> [THE DATA]
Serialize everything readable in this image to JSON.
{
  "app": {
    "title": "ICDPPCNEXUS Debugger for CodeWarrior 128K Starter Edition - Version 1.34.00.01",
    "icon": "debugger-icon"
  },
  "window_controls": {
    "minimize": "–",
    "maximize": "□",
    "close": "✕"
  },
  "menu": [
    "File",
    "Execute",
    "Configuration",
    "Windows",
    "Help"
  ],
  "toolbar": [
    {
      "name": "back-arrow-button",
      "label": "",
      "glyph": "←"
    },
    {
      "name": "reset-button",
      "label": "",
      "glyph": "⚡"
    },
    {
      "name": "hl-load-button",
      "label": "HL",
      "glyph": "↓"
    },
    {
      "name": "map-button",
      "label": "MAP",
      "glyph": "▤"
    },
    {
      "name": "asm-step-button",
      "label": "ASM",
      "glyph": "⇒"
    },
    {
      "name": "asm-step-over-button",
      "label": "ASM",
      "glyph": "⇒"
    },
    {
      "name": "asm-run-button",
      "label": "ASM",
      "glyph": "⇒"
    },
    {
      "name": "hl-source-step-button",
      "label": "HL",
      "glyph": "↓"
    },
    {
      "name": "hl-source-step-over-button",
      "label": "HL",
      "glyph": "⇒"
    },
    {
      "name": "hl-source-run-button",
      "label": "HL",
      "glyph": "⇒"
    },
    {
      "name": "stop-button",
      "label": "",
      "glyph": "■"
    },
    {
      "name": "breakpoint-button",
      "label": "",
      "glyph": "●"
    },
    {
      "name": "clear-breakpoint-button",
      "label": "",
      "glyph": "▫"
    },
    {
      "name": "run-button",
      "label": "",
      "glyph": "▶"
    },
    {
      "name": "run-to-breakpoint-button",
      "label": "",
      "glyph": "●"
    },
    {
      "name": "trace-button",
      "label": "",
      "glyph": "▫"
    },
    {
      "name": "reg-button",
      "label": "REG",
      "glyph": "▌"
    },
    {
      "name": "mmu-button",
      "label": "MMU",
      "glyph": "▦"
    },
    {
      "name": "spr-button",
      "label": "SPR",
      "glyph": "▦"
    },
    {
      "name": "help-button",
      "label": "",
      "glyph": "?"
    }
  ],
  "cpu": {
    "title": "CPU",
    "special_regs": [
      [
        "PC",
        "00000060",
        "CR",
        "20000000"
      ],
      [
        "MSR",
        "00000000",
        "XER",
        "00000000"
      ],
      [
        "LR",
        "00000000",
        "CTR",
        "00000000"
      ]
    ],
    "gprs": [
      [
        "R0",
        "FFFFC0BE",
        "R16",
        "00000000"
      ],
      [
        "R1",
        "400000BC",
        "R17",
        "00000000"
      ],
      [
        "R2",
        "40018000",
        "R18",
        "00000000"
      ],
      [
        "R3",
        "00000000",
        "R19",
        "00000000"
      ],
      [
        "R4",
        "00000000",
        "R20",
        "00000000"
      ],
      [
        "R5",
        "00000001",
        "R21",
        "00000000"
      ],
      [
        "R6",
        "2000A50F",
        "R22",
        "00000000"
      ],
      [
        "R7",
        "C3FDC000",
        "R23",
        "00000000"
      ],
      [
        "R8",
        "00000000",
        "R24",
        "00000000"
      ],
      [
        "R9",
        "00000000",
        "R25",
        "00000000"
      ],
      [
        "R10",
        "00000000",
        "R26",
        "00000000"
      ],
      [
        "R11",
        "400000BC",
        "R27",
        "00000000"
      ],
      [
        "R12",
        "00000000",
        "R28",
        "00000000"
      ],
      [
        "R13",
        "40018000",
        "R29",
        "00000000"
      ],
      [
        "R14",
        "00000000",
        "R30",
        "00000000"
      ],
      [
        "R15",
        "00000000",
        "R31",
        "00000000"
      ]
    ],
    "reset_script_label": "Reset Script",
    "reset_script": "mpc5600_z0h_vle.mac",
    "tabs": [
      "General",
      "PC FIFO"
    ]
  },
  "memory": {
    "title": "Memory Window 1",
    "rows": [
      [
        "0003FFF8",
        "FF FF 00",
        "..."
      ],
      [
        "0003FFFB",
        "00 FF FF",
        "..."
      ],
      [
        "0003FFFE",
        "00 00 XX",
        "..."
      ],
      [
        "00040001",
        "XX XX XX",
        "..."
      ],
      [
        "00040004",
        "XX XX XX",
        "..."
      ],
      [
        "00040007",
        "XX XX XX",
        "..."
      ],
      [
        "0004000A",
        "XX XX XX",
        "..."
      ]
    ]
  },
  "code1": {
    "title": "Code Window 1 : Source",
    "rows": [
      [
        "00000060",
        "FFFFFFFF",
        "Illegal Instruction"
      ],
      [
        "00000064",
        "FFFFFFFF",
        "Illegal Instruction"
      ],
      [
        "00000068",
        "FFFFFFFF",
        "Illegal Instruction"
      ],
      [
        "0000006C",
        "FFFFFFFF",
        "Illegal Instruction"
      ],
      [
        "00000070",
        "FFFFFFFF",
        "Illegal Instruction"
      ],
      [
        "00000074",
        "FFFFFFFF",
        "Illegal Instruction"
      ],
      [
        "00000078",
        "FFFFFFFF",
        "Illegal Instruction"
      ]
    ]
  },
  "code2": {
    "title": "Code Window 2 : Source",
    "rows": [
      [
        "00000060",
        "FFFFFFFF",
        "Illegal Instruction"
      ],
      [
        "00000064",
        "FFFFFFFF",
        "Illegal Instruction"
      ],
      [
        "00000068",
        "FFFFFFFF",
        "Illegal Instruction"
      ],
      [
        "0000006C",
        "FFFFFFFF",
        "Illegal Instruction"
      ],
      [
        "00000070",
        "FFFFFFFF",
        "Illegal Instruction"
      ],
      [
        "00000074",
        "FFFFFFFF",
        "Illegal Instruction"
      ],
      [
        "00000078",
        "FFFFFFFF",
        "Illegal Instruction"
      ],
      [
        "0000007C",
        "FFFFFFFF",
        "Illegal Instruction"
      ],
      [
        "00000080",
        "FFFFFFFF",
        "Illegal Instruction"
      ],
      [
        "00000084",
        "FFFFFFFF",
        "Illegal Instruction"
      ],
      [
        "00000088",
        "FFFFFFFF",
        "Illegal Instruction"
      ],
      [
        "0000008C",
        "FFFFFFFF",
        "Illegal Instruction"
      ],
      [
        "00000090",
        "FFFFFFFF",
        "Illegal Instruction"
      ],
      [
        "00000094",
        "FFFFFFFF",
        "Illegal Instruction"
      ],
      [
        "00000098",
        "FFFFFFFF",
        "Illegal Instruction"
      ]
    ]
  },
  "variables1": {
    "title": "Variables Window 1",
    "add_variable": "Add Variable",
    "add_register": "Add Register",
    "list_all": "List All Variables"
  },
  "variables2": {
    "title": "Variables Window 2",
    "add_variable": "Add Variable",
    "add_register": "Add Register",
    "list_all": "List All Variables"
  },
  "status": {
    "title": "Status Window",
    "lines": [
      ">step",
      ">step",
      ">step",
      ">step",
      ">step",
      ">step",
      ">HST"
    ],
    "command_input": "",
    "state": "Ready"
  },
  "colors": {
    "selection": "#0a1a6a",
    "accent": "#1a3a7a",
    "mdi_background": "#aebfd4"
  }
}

> [REQUIREMENT]
Write out every entry again exactly, please, with nothing missing.

> [RESPONSE TO THE EXERCISE]
Serialize everything readable in this image to JSON.
{
  "app": {
    "title": "ICDPPCNEXUS Debugger for CodeWarrior 128K Starter Edition - Version 1.34.00.01",
    "icon": "debugger-icon"
  },
  "window_controls": {
    "minimize": "–",
    "maximize": "□",
    "close": "✕"
  },
  "menu": [
    "File",
    "Execute",
    "Configuration",
    "Windows",
    "Help"
  ],
  "toolbar": [
    {
      "name": "back-arrow-button",
      "label": "",
      "glyph": "←"
    },
    {
      "name": "reset-button",
      "label": "",
      "glyph": "⚡"
    },
    {
      "name": "hl-load-button",
      "label": "HL",
      "glyph": "↓"
    },
    {
      "name": "map-button",
      "label": "MAP",
      "glyph": "▤"
    },
    {
      "name": "asm-step-button",
      "label": "ASM",
      "glyph": "⇒"
    },
    {
      "name": "asm-step-over-button",
      "label": "ASM",
      "glyph": "⇒"
    },
    {
      "name": "asm-run-button",
      "label": "ASM",
      "glyph": "⇒"
    },
    {
      "name": "hl-source-step-button",
      "label": "HL",
      "glyph": "↓"
    },
    {
      "name": "hl-source-step-over-button",
      "label": "HL",
      "glyph": "⇒"
    },
    {
      "name": "hl-source-run-button",
      "label": "HL",
      "glyph": "⇒"
    },
    {
      "name": "stop-button",
      "label": "",
      "glyph": "■"
    },
    {
      "name": "breakpoint-button",
      "label": "",
      "glyph": "●"
    },
    {
      "name": "clear-breakpoint-button",
      "label": "",
      "glyph": "▫"
    },
    {
      "name": "run-button",
      "label": "",
      "glyph": "▶"
    },
    {
      "name": "run-to-breakpoint-button",
      "label": "",
      "glyph": "●"
    },
    {
      "name": "trace-button",
      "label": "",
      "glyph": "▫"
    },
    {
      "name": "reg-button",
      "label": "REG",
      "glyph": "▌"
    },
    {
      "name": "mmu-button",
      "label": "MMU",
      "glyph": "▦"
    },
    {
      "name": "spr-button",
      "label": "SPR",
      "glyph": "▦"
    },
    {
      "name": "help-button",
      "label": "",
      "glyph": "?"
    }
  ],
  "cpu": {
    "title": "CPU",
    "special_regs": [
      [
        "PC",
        "00000060",
        "CR",
        "20000000"
      ],
      [
        "MSR",
        "00000000",
        "XER",
        "00000000"
      ],
      [
        "LR",
        "00000000",
        "CTR",
        "00000000"
      ]
    ],
    "gprs": [
      [
        "R0",
        "FFFFC0BE",
        "R16",
        "00000000"
      ],
      [
        "R1",
        "400000BC",
        "R17",
        "00000000"
      ],
      [
        "R2",
        "40018000",
        "R18",
        "00000000"
      ],
      [
        "R3",
        "00000000",
        "R19",
        "00000000"
      ],
      [
        "R4",
        "00000000",
        "R20",
        "00000000"
      ],
      [
        "R5",
        "00000001",
        "R21",
        "00000000"
      ],
      [
        "R6",
        "2000A50F",
        "R22",
        "00000000"
      ],
      [
        "R7",
        "C3FDC000",
        "R23",
        "00000000"
      ],
      [
        "R8",
        "00000000",
        "R24",
        "00000000"
      ],
      [
        "R9",
        "00000000",
        "R25",
        "00000000"
      ],
      [
        "R10",
        "00000000",
        "R26",
        "00000000"
      ],
      [
        "R11",
        "400000BC",
        "R27",
        "00000000"
      ],
      [
        "R12",
        "00000000",
        "R28",
        "00000000"
      ],
      [
        "R13",
        "40018000",
        "R29",
        "00000000"
      ],
      [
        "R14",
        "00000000",
        "R30",
        "00000000"
      ],
      [
        "R15",
        "00000000",
        "R31",
        "00000000"
      ]
    ],
    "reset_script_label": "Reset Script",
    "reset_script": "mpc5600_z0h_vle.mac",
    "tabs": [
      "General",
      "PC FIFO"
    ]
  },
  "memory": {
    "title": "Memory Window 1",
    "rows": [
      [
        "0003FFF8",
        "FF FF 00",
        "..."
      ],
      [
        "0003FFFB",
        "00 FF FF",
        "..."
      ],
      [
        "0003FFFE",
        "00 00 XX",
        "..."
      ],
      [
        "00040001",
        "XX XX XX",
        "..."
      ],
      [
        "00040004",
        "XX XX XX",
        "..."
      ],
      [
        "00040007",
        "XX XX XX",
        "..."
      ],
      [
        "0004000A",
        "XX XX XX",
        "..."
      ]
    ]
  },
  "code1": {
    "title": "Code Window 1 : Source",
    "rows": [
      [
        "00000060",
        "FFFFFFFF",
        "Illegal Instruction"
      ],
      [
        "00000064",
        "FFFFFFFF",
        "Illegal Instruction"
      ],
      [
        "00000068",
        "FFFFFFFF",
        "Illegal Instruction"
      ],
      [
        "0000006C",
        "FFFFFFFF",
        "Illegal Instruction"
      ],
      [
        "00000070",
        "FFFFFFFF",
        "Illegal Instruction"
      ],
      [
        "00000074",
        "FFFFFFFF",
        "Illegal Instruction"
      ],
      [
        "00000078",
        "FFFFFFFF",
        "Illegal Instruction"
      ]
    ]
  },
  "code2": {
    "title": "Code Window 2 : Source",
    "rows": [
      [
        "00000060",
        "FFFFFFFF",
        "Illegal Instruction"
      ],
      [
        "00000064",
        "FFFFFFFF",
        "Illegal Instruction"
      ],
      [
        "00000068",
        "FFFFFFFF",
        "Illegal Instruction"
      ],
      [
        "0000006C",
        "FFFFFFFF",
        "Illegal Instruction"
      ],
      [
        "00000070",
        "FFFFFFFF",
        "Illegal Instruction"
      ],
      [
        "00000074",
        "FFFFFFFF",
        "Illegal Instruction"
      ],
      [
        "00000078",
        "FFFFFFFF",
        "Illegal Instruction"
      ],
      [
        "0000007C",
        "FFFFFFFF",
        "Illegal Instruction"
      ],
      [
        "00000080",
        "FFFFFFFF",
        "Illegal Instruction"
      ],
      [
        "00000084",
        "FFFFFFFF",
        "Illegal Instruction"
      ],
      [
        "00000088",
        "FFFFFFFF",
        "Illegal Instruction"
      ],
      [
        "0000008C",
        "FFFFFFFF",
        "Illegal Instruction"
      ],
      [
        "00000090",
        "FFFFFFFF",
        "Illegal Instruction"
      ],
      [
        "00000094",
        "FFFFFFFF",
        "Illegal Instruction"
      ],
      [
        "00000098",
        "FFFFFFFF",
        "Illegal Instruction"
      ]
    ]
  },
  "variables1": {
    "title": "Variables Window 1",
    "add_variable": "Add Variable",
    "add_register": "Add Register",
    "list_all": "List All Variables"
  },
  "variables2": {
    "title": "Variables Window 2",
    "add_variable": "Add Variable",
    "add_register": "Add Register",
    "list_all": "List All Variables"
  },
  "status": {
    "title": "Status Window",
    "lines": [
      ">step",
      ">step",
      ">step",
      ">step",
      ">step",
      ">step",
      ">HST"
    ],
    "command_input": "",
    "state": "Ready"
  },
  "colors": {
    "selection": "#0a1a6a",
    "accent": "#1a3a7a",
    "mdi_background": "#aebfd4"
  }
}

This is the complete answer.